→ **Exercise description**:
Copy every line of the data exactly, leaving nothing out.

··· Recorded data ···

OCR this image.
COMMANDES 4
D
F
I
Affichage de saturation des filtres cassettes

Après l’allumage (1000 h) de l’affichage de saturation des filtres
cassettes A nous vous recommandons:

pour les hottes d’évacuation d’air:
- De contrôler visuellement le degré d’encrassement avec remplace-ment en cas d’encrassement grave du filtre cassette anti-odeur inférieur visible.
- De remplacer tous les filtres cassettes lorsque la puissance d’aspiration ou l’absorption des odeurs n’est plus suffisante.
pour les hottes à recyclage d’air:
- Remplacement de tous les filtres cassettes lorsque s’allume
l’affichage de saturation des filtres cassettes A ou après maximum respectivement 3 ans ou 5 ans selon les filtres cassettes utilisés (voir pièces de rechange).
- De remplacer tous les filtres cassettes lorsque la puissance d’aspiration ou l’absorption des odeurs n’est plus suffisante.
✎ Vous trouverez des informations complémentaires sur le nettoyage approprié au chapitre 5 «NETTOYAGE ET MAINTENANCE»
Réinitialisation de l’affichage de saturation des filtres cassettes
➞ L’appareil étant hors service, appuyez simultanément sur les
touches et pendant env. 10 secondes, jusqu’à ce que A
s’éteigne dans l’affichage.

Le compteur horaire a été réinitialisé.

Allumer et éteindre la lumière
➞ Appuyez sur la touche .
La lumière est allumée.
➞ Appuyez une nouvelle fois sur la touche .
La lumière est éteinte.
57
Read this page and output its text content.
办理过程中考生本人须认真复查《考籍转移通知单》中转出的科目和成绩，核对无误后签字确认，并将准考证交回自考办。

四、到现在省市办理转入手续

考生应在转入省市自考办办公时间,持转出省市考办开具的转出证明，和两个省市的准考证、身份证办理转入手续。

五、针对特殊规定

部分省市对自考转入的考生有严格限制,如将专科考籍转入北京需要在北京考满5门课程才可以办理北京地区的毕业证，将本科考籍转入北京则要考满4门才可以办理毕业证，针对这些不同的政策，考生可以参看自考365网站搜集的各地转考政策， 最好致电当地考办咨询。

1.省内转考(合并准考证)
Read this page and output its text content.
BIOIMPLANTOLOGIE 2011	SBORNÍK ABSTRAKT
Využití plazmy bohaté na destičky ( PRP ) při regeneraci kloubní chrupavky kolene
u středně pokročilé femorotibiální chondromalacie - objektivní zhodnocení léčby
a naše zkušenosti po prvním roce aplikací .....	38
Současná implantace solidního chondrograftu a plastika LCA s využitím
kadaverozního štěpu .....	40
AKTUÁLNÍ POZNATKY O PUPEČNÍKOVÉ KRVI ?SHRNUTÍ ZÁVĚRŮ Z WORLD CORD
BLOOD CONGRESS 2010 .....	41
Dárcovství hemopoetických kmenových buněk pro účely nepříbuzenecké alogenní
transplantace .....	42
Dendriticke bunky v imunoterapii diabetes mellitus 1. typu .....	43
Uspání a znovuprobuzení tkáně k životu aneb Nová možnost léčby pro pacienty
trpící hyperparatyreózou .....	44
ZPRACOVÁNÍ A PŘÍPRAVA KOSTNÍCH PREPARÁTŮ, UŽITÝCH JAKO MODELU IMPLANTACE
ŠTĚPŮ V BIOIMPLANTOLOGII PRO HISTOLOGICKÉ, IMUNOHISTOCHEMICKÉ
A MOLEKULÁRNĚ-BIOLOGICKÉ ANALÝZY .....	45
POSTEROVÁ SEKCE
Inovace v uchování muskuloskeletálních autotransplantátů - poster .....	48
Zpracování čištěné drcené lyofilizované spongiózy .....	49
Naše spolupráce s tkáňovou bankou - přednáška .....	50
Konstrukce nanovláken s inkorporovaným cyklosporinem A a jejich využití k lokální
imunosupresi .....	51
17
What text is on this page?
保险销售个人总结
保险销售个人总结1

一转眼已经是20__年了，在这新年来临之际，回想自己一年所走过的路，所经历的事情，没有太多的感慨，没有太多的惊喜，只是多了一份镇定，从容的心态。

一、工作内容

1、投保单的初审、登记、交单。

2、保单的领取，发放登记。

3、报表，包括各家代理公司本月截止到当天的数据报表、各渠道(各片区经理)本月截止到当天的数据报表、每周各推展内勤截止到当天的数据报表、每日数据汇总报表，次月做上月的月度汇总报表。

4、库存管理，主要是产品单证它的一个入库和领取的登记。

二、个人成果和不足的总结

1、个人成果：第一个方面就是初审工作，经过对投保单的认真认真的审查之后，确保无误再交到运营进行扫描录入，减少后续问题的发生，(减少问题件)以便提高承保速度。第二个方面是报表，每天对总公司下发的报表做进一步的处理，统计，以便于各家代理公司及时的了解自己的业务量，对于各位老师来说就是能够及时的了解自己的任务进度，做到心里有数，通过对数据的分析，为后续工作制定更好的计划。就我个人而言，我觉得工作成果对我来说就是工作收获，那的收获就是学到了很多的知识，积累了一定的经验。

···

→ **Response to the task**:
OCR this image.
COMMANDES 4
D
F
I
Affichage de saturation des filtres cassettes

Après l’allumage (1000 h) de l’affichage de saturation des filtres
cassettes A nous vous recommandons:

pour les hottes d’évacuation d’air:
- De contrôler visuellement le degré d’encrassement avec remplace-ment en cas d’encrassement grave du filtre cassette anti-odeur inférieur visible.
- De remplacer tous les filtres cassettes lorsque la puissance d’aspiration ou l’absorption des odeurs n’est plus suffisante.
pour les hottes à recyclage d’air:
- Remplacement de tous les filtres cassettes lorsque s’allume
l’affichage de saturation des filtres cassettes A ou après maximum respectivement 3 ans ou 5 ans selon les filtres cassettes utilisés (voir pièces de rechange).
- De remplacer tous les filtres cassettes lorsque la puissance d’aspiration ou l’absorption des odeurs n’est plus suffisante.
✎ Vous trouverez des informations complémentaires sur le nettoyage approprié au chapitre 5 «NETTOYAGE ET MAINTENANCE»
Réinitialisation de l’affichage de saturation des filtres cassettes
➞ L’appareil étant hors service, appuyez simultanément sur les
touches et pendant env. 10 secondes, jusqu’à ce que A
s’éteigne dans l’affichage.

Le compteur horaire a été réinitialisé.

Allumer et éteindre la lumière
➞ Appuyez sur la touche .
La lumière est allumée.
➞ Appuyez une nouvelle fois sur la touche .
La lumière est éteinte.
57
Read this page and output its text content.
办理过程中考生本人须认真复查《考籍转移通知单》中转出的科目和成绩，核对无误后签字确认，并将准考证交回自考办。

四、到现在省市办理转入手续

考生应在转入省市自考办办公时间,持转出省市考办开具的转出证明，和两个省市的准考证、身份证办理转入手续。

五、针对特殊规定

部分省市对自考转入的考生有严格限制,如将专科考籍转入北京需要在北京考满5门课程才可以办理北京地区的毕业证，将本科考籍转入北京则要考满4门才可以办理毕业证，针对这些不同的政策，考生可以参看自考365网站搜集的各地转考政策， 最好致电当地考办咨询。

1.省内转考(合并准考证)
Read this page and output its text content.
BIOIMPLANTOLOGIE 2011	SBORNÍK ABSTRAKT
Využití plazmy bohaté na destičky ( PRP ) při regeneraci kloubní chrupavky kolene
u středně pokročilé femorotibiální chondromalacie - objektivní zhodnocení léčby
a naše zkušenosti po prvním roce aplikací .....	38
Současná implantace solidního chondrograftu a plastika LCA s využitím
kadaverozního štěpu .....	40
AKTUÁLNÍ POZNATKY O PUPEČNÍKOVÉ KRVI ?SHRNUTÍ ZÁVĚRŮ Z WORLD CORD
BLOOD CONGRESS 2010 .....	41
Dárcovství hemopoetických kmenových buněk pro účely nepříbuzenecké alogenní
transplantace .....	42
Dendriticke bunky v imunoterapii diabetes mellitus 1. typu .....	43
Uspání a znovuprobuzení tkáně k životu aneb Nová možnost léčby pro pacienty
trpící hyperparatyreózou .....	44
ZPRACOVÁNÍ A PŘÍPRAVA KOSTNÍCH PREPARÁTŮ, UŽITÝCH JAKO MODELU IMPLANTACE
ŠTĚPŮ V BIOIMPLANTOLOGII PRO HISTOLOGICKÉ, IMUNOHISTOCHEMICKÉ
A MOLEKULÁRNĚ-BIOLOGICKÉ ANALÝZY .....	45
POSTEROVÁ SEKCE
Inovace v uchování muskuloskeletálních autotransplantátů - poster .....	48
Zpracování čištěné drcené lyofilizované spongiózy .....	49
Naše spolupráce s tkáňovou bankou - přednáška .....	50
Konstrukce nanovláken s inkorporovaným cyklosporinem A a jejich využití k lokální
imunosupresi .....	51
17
What text is on this page?
保险销售个人总结
保险销售个人总结1

一转眼已经是20__年了，在这新年来临之际，回想自己一年所走过的路，所经历的事情，没有太多的感慨，没有太多的惊喜，只是多了一份镇定，从容的心态。

一、工作内容

1、投保单的初审、登记、交单。

2、保单的领取，发放登记。

3、报表，包括各家代理公司本月截止到当天的数据报表、各渠道(各片区经理)本月截止到当天的数据报表、每周各推展内勤截止到当天的数据报表、每日数据汇总报表，次月做上月的月度汇总报表。

4、库存管理，主要是产品单证它的一个入库和领取的登记。

二、个人成果和不足的总结

1、个人成果：第一个方面就是初审工作，经过对投保单的认真认真的审查之后，确保无误再交到运营进行扫描录入，减少后续问题的发生，(减少问题件)以便提高承保速度。第二个方面是报表，每天对总公司下发的报表做进一步的处理，统计，以便于各家代理公司及时的了解自己的业务量，对于各位老师来说就是能够及时的了解自己的任务进度，做到心里有数，通过对数据的分析，为后续工作制定更好的计划。就我个人而言，我觉得工作成果对我来说就是工作收获，那的收获就是学到了很多的知识，积累了一定的经验。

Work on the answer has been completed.